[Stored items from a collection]
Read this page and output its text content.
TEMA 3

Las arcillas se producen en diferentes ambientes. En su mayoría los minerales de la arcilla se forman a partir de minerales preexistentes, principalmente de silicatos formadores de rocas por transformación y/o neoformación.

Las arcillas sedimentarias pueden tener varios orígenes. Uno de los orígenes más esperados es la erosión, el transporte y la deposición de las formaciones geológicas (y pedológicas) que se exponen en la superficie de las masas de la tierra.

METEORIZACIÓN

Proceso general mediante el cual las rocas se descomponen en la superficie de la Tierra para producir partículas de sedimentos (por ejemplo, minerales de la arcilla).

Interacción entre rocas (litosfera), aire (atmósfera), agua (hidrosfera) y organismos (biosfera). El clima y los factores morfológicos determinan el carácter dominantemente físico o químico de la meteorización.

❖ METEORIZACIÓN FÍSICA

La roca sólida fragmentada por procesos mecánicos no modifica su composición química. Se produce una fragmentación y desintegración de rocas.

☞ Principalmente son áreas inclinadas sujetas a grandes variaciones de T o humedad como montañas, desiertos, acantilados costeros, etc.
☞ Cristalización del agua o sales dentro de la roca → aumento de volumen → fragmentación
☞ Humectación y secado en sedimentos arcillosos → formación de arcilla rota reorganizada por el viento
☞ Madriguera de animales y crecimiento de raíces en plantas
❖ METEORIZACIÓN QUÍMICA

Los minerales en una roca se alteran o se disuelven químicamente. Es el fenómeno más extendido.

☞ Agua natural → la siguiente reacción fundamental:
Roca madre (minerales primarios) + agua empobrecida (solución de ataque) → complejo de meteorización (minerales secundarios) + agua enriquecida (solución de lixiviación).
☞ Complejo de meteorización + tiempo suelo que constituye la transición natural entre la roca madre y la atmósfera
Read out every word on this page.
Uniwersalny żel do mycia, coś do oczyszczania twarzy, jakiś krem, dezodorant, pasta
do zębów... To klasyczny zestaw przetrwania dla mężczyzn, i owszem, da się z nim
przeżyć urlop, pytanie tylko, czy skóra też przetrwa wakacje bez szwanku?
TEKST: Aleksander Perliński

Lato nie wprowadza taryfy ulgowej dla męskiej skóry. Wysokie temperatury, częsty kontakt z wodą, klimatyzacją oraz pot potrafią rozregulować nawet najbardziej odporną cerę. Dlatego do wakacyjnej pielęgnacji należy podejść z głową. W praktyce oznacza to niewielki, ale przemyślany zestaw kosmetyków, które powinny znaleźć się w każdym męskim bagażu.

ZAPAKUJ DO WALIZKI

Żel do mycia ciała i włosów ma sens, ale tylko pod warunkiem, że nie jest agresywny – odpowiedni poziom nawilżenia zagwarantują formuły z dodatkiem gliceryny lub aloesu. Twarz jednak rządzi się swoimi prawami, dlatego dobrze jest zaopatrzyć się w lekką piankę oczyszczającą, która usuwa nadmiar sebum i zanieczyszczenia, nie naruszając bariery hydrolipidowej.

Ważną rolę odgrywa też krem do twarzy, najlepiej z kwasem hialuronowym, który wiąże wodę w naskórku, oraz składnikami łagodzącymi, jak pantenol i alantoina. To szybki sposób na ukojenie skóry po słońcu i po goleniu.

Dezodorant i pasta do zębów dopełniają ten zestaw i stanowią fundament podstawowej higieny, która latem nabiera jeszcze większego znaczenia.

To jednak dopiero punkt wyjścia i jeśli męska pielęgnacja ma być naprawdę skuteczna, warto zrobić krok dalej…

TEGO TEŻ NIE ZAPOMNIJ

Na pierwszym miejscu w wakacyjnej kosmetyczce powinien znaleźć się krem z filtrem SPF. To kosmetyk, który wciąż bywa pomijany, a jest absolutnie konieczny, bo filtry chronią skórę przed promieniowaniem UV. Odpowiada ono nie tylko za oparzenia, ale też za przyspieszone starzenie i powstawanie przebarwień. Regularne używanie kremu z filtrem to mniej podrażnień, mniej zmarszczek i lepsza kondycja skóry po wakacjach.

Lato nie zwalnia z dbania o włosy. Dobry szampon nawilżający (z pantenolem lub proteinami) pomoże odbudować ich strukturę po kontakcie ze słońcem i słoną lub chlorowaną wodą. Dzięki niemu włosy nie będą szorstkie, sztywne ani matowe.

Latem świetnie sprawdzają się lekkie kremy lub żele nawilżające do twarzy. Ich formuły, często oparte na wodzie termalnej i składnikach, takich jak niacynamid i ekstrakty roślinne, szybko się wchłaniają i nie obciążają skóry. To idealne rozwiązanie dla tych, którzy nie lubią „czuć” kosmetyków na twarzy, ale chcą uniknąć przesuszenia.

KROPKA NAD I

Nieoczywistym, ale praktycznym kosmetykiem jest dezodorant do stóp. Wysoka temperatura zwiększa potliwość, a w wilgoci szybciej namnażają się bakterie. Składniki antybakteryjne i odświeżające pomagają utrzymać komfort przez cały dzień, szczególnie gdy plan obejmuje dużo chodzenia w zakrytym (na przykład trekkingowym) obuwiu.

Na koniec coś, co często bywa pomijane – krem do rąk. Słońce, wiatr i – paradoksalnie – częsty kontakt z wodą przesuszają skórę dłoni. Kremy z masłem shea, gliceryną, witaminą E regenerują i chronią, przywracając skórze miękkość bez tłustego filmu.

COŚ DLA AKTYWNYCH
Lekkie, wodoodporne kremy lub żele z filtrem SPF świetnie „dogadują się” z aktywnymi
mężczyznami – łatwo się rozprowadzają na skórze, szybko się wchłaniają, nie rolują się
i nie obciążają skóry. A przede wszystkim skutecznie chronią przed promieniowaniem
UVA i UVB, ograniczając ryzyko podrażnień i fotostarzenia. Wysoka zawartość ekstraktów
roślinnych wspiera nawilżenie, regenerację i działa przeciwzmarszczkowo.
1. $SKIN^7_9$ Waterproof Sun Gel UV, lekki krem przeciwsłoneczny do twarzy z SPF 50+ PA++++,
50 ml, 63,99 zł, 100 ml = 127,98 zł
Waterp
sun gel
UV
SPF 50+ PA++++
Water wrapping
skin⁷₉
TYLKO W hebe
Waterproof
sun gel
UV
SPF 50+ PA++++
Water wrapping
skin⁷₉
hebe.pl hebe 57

[Exercise directions] What is needed is the data above, output in full and exactly as it stands.

[Response]
Read this page and output its text content.
TEMA 3

Las arcillas se producen en diferentes ambientes. En su mayoría los minerales de la arcilla se forman a partir de minerales preexistentes, principalmente de silicatos formadores de rocas por transformación y/o neoformación.

Las arcillas sedimentarias pueden tener varios orígenes. Uno de los orígenes más esperados es la erosión, el transporte y la deposición de las formaciones geológicas (y pedológicas) que se exponen en la superficie de las masas de la tierra.

METEORIZACIÓN

Proceso general mediante el cual las rocas se descomponen en la superficie de la Tierra para producir partículas de sedimentos (por ejemplo, minerales de la arcilla).

Interacción entre rocas (litosfera), aire (atmósfera), agua (hidrosfera) y organismos (biosfera). El clima y los factores morfológicos determinan el carácter dominantemente físico o químico de la meteorización.

❖ METEORIZACIÓN FÍSICA

La roca sólida fragmentada por procesos mecánicos no modifica su composición química. Se produce una fragmentación y desintegración de rocas.

☞ Principalmente son áreas inclinadas sujetas a grandes variaciones de T o humedad como montañas, desiertos, acantilados costeros, etc.
☞ Cristalización del agua o sales dentro de la roca → aumento de volumen → fragmentación
☞ Humectación y secado en sedimentos arcillosos → formación de arcilla rota reorganizada por el viento
☞ Madriguera de animales y crecimiento de raíces en plantas
❖ METEORIZACIÓN QUÍMICA

Los minerales en una roca se alteran o se disuelven químicamente. Es el fenómeno más extendido.

☞ Agua natural → la siguiente reacción fundamental:
Roca madre (minerales primarios) + agua empobrecida (solución de ataque) → complejo de meteorización (minerales secundarios) + agua enriquecida (solución de lixiviación).
☞ Complejo de meteorización + tiempo suelo que constituye la transición natural entre la roca madre y la atmósfera
Read out every word on this page.
Uniwersalny żel do mycia, coś do oczyszczania twarzy, jakiś krem, dezodorant, pasta
do zębów... To klasyczny zestaw przetrwania dla mężczyzn, i owszem, da się z nim
przeżyć urlop, pytanie tylko, czy skóra też przetrwa wakacje bez szwanku?
TEKST: Aleksander Perliński

Lato nie wprowadza taryfy ulgowej dla męskiej skóry. Wysokie temperatury, częsty kontakt z wodą, klimatyzacją oraz pot potrafią rozregulować nawet najbardziej odporną cerę. Dlatego do wakacyjnej pielęgnacji należy podejść z głową. W praktyce oznacza to niewielki, ale przemyślany zestaw kosmetyków, które powinny znaleźć się w każdym męskim bagażu.

ZAPAKUJ DO WALIZKI

Żel do mycia ciała i włosów ma sens, ale tylko pod warunkiem, że nie jest agresywny – odpowiedni poziom nawilżenia zagwarantują formuły z dodatkiem gliceryny lub aloesu. Twarz jednak rządzi się swoimi prawami, dlatego dobrze jest zaopatrzyć się w lekką piankę oczyszczającą, która usuwa nadmiar sebum i zanieczyszczenia, nie naruszając bariery hydrolipidowej.

Ważną rolę odgrywa też krem do twarzy, najlepiej z kwasem hialuronowym, który wiąże wodę w naskórku, oraz składnikami łagodzącymi, jak pantenol i alantoina. To szybki sposób na ukojenie skóry po słońcu i po goleniu.

Dezodorant i pasta do zębów dopełniają ten zestaw i stanowią fundament podstawowej higieny, która latem nabiera jeszcze większego znaczenia.

To jednak dopiero punkt wyjścia i jeśli męska pielęgnacja ma być naprawdę skuteczna, warto zrobić krok dalej…

TEGO TEŻ NIE ZAPOMNIJ

Na pierwszym miejscu w wakacyjnej kosmetyczce powinien znaleźć się krem z filtrem SPF. To kosmetyk, który wciąż bywa pomijany, a jest absolutnie konieczny, bo filtry chronią skórę przed promieniowaniem UV. Odpowiada ono nie tylko za oparzenia, ale też za przyspieszone starzenie i powstawanie przebarwień. Regularne używanie kremu z filtrem to mniej podrażnień, mniej zmarszczek i lepsza kondycja skóry po wakacjach.

Lato nie zwalnia z dbania o włosy. Dobry szampon nawilżający (z pantenolem lub proteinami) pomoże odbudować ich strukturę po kontakcie ze słońcem i słoną lub chlorowaną wodą. Dzięki niemu włosy nie będą szorstkie, sztywne ani matowe.

Latem świetnie sprawdzają się lekkie kremy lub żele nawilżające do twarzy. Ich formuły, często oparte na wodzie termalnej i składnikach, takich jak niacynamid i ekstrakty roślinne, szybko się wchłaniają i nie obciążają skóry. To idealne rozwiązanie dla tych, którzy nie lubią „czuć” kosmetyków na twarzy, ale chcą uniknąć przesuszenia.

KROPKA NAD I

Nieoczywistym, ale praktycznym kosmetykiem jest dezodorant do stóp. Wysoka temperatura zwiększa potliwość, a w wilgoci szybciej namnażają się bakterie. Składniki antybakteryjne i odświeżające pomagają utrzymać komfort przez cały dzień, szczególnie gdy plan obejmuje dużo chodzenia w zakrytym (na przykład trekkingowym) obuwiu.

Na koniec coś, co często bywa pomijane – krem do rąk. Słońce, wiatr i – paradoksalnie – częsty kontakt z wodą przesuszają skórę dłoni. Kremy z masłem shea, gliceryną, witaminą E regenerują i chronią, przywracając skórze miękkość bez tłustego filmu.

COŚ DLA AKTYWNYCH
Lekkie, wodoodporne kremy lub żele z filtrem SPF świetnie „dogadują się” z aktywnymi
mężczyznami – łatwo się rozprowadzają na skórze, szybko się wchłaniają, nie rolują się
i nie obciążają skóry. A przede wszystkim skutecznie chronią przed promieniowaniem
UVA i UVB, ograniczając ryzyko podrażnień i fotostarzenia. Wysoka zawartość ekstraktów
roślinnych wspiera nawilżenie, regenerację i działa przeciwzmarszczkowo.
1. $SKIN^7_9$ Waterproof Sun Gel UV, lekki krem przeciwsłoneczny do twarzy z SPF 50+ PA++++,
50 ml, 63,99 zł, 100 ml = 127,98 zł
Waterp
sun gel
UV
SPF 50+ PA++++
Water wrapping
skin⁷₉
TYLKO W hebe
Waterproof
sun gel
UV
SPF 50+ PA++++
Water wrapping
skin⁷₉
hebe.pl hebe 57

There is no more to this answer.